* _PROBLEM REQUIREMENTS_
Repeat word for word the line with "Transcribe this image's" and every line after it until the records below run out.

Source data
/---

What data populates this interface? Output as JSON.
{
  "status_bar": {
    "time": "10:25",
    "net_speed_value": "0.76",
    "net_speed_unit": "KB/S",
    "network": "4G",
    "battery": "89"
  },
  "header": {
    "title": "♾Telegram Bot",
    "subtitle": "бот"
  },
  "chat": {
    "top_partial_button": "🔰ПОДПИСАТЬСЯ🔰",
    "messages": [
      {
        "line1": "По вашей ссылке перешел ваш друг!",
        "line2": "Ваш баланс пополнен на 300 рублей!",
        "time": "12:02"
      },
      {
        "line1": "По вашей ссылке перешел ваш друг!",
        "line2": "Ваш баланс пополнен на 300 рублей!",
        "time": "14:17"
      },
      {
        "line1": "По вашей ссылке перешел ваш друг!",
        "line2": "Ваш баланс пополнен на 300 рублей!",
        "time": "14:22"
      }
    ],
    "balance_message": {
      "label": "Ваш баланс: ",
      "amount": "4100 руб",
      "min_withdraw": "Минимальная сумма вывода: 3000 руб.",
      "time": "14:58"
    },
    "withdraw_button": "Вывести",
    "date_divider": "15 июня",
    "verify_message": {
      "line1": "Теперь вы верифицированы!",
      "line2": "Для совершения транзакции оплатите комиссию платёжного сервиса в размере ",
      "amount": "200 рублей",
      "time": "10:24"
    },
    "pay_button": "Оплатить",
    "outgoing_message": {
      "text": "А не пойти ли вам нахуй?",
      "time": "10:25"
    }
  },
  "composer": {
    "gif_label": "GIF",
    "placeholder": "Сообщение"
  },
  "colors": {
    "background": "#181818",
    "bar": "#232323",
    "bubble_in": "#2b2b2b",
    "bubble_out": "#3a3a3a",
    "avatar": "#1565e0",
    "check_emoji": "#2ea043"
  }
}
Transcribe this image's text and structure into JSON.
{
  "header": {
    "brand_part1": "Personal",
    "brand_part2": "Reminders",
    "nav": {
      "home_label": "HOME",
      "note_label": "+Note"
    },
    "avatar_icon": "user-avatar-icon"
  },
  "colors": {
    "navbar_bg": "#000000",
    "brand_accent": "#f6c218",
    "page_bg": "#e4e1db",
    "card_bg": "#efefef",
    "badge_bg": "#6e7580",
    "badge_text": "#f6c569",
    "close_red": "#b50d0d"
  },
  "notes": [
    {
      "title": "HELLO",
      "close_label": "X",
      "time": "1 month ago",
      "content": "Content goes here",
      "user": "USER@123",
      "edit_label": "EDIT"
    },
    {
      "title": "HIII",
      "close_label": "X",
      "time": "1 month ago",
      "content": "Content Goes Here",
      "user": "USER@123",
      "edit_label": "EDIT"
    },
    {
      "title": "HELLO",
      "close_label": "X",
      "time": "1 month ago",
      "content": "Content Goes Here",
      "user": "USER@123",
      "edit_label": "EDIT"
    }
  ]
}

\---

* _TASK RESULT_
Transcribe this image's text and structure into JSON.
{
  "header": {
    "brand_part1": "Personal",
    "brand_part2": "Reminders",
    "nav": {
      "home_label": "HOME",
      "note_label": "+Note"
    },
    "avatar_icon": "user-avatar-icon"
  },
  "colors": {
    "navbar_bg": "#000000",
    "brand_accent": "#f6c218",
    "page_bg": "#e4e1db",
    "card_bg": "#efefef",
    "badge_bg": "#6e7580",
    "badge_text": "#f6c569",
    "close_red": "#b50d0d"
  },
  "notes": [
    {
      "title": "HELLO",
      "close_label": "X",
      "time": "1 month ago",
      "content": "Content goes here",
      "user": "USER@123",
      "edit_label": "EDIT"
    },
    {
      "title": "HIII",
      "close_label": "X",
      "time": "1 month ago",
      "content": "Content Goes Here",
      "user": "USER@123",
      "edit_label": "EDIT"
    },
    {
      "title": "HELLO",
      "close_label": "X",
      "time": "1 month ago",
      "content": "Content Goes Here",
      "user": "USER@123",
      "edit_label": "EDIT"
    }
  ]
}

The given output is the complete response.